> _Written exercise_
Give every entry again, unchanged, and leave its images out.
»»
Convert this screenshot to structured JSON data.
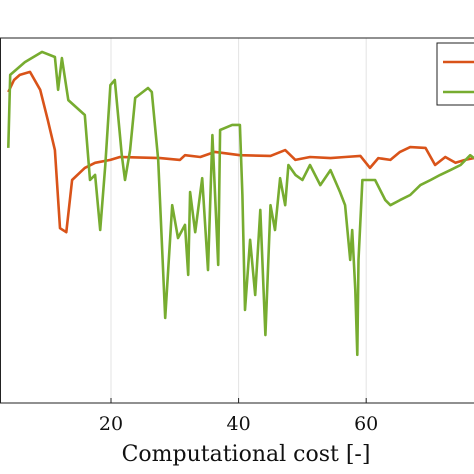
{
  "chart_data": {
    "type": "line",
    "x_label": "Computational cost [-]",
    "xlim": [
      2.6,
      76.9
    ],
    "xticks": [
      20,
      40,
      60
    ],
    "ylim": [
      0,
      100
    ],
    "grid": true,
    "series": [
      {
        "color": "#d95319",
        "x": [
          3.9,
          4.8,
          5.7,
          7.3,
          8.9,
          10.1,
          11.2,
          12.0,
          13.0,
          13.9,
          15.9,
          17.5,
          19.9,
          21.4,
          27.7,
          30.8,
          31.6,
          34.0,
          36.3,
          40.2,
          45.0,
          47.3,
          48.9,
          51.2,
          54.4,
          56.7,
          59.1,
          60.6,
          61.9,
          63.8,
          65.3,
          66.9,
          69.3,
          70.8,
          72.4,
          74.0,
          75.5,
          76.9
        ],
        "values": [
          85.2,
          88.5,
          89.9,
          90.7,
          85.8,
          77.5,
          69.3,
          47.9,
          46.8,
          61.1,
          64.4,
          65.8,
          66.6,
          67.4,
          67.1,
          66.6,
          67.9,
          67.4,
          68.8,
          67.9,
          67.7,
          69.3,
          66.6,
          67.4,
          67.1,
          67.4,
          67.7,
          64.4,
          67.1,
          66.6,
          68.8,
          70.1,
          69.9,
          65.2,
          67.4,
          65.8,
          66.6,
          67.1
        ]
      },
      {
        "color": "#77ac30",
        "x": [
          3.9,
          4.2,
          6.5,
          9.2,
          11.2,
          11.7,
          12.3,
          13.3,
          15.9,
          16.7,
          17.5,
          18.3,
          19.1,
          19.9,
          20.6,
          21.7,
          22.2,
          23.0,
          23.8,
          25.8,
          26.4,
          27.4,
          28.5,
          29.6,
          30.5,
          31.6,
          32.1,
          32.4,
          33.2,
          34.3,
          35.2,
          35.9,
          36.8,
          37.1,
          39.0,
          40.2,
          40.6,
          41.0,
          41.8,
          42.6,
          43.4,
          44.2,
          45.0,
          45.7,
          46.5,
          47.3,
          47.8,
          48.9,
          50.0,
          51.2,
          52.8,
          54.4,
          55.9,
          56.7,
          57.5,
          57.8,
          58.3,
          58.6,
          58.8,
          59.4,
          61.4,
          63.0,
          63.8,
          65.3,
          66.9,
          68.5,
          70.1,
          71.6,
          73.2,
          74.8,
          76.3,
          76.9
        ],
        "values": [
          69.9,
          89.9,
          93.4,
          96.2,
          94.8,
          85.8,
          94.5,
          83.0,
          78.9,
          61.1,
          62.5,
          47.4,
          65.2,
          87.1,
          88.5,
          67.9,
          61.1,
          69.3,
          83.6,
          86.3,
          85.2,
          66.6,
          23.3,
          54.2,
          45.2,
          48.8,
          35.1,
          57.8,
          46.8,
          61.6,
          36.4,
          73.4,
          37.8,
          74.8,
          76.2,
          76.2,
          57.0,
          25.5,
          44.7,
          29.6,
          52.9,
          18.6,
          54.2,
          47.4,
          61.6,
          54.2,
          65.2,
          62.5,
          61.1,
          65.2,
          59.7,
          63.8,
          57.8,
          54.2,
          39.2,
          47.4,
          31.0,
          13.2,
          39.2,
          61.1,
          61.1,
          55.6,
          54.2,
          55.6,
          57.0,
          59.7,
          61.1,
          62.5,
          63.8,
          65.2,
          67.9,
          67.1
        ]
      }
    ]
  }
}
««
> _Result of this task_
Convert this screenshot to structured JSON data.
{
  "chart_data": {
    "type": "line",
    "x_label": "Computational cost [-]",
    "xlim": [
      2.6,
      76.9
    ],
    "xticks": [
      20,
      40,
      60
    ],
    "ylim": [
      0,
      100
    ],
    "grid": true,
    "series": [
      {
        "color": "#d95319",
        "x": [
          3.9,
          4.8,
          5.7,
          7.3,
          8.9,
          10.1,
          11.2,
          12.0,
          13.0,
          13.9,
          15.9,
          17.5,
          19.9,
          21.4,
          27.7,
          30.8,
          31.6,
          34.0,
          36.3,
          40.2,
          45.0,
          47.3,
          48.9,
          51.2,
          54.4,
          56.7,
          59.1,
          60.6,
          61.9,
          63.8,
          65.3,
          66.9,
          69.3,
          70.8,
          72.4,
          74.0,
          75.5,
          76.9
        ],
        "values": [
          85.2,
          88.5,
          89.9,
          90.7,
          85.8,
          77.5,
          69.3,
          47.9,
          46.8,
          61.1,
          64.4,
          65.8,
          66.6,
          67.4,
          67.1,
          66.6,
          67.9,
          67.4,
          68.8,
          67.9,
          67.7,
          69.3,
          66.6,
          67.4,
          67.1,
          67.4,
          67.7,
          64.4,
          67.1,
          66.6,
          68.8,
          70.1,
          69.9,
          65.2,
          67.4,
          65.8,
          66.6,
          67.1
        ]
      },
      {
        "color": "#77ac30",
        "x": [
          3.9,
          4.2,
          6.5,
          9.2,
          11.2,
          11.7,
          12.3,
          13.3,
          15.9,
          16.7,
          17.5,
          18.3,
          19.1,
          19.9,
          20.6,
          21.7,
          22.2,
          23.0,
          23.8,
          25.8,
          26.4,
          27.4,
          28.5,
          29.6,
          30.5,
          31.6,
          32.1,
          32.4,
          33.2,
          34.3,
          35.2,
          35.9,
          36.8,
          37.1,
          39.0,
          40.2,
          40.6,
          41.0,
          41.8,
          42.6,
          43.4,
          44.2,
          45.0,
          45.7,
          46.5,
          47.3,
          47.8,
          48.9,
          50.0,
          51.2,
          52.8,
          54.4,
          55.9,
          56.7,
          57.5,
          57.8,
          58.3,
          58.6,
          58.8,
          59.4,
          61.4,
          63.0,
          63.8,
          65.3,
          66.9,
          68.5,
          70.1,
          71.6,
          73.2,
          74.8,
          76.3,
          76.9
        ],
        "values": [
          69.9,
          89.9,
          93.4,
          96.2,
          94.8,
          85.8,
          94.5,
          83.0,
          78.9,
          61.1,
          62.5,
          47.4,
          65.2,
          87.1,
          88.5,
          67.9,
          61.1,
          69.3,
          83.6,
          86.3,
          85.2,
          66.6,
          23.3,
          54.2,
          45.2,
          48.8,
          35.1,
          57.8,
          46.8,
          61.6,
          36.4,
          73.4,
          37.8,
          74.8,
          76.2,
          76.2,
          57.0,
          25.5,
          44.7,
          29.6,
          52.9,
          18.6,
          54.2,
          47.4,
          61.6,
          54.2,
          65.2,
          62.5,
          61.1,
          65.2,
          59.7,
          63.8,
          57.8,
          54.2,
          39.2,
          47.4,
          31.0,
          13.2,
          39.2,
          61.1,
          61.1,
          55.6,
          54.2,
          55.6,
          57.0,
          59.7,
          61.1,
          62.5,
          63.8,
          65.2,
          67.9,
          67.1
        ]
      }
    ]
  }
}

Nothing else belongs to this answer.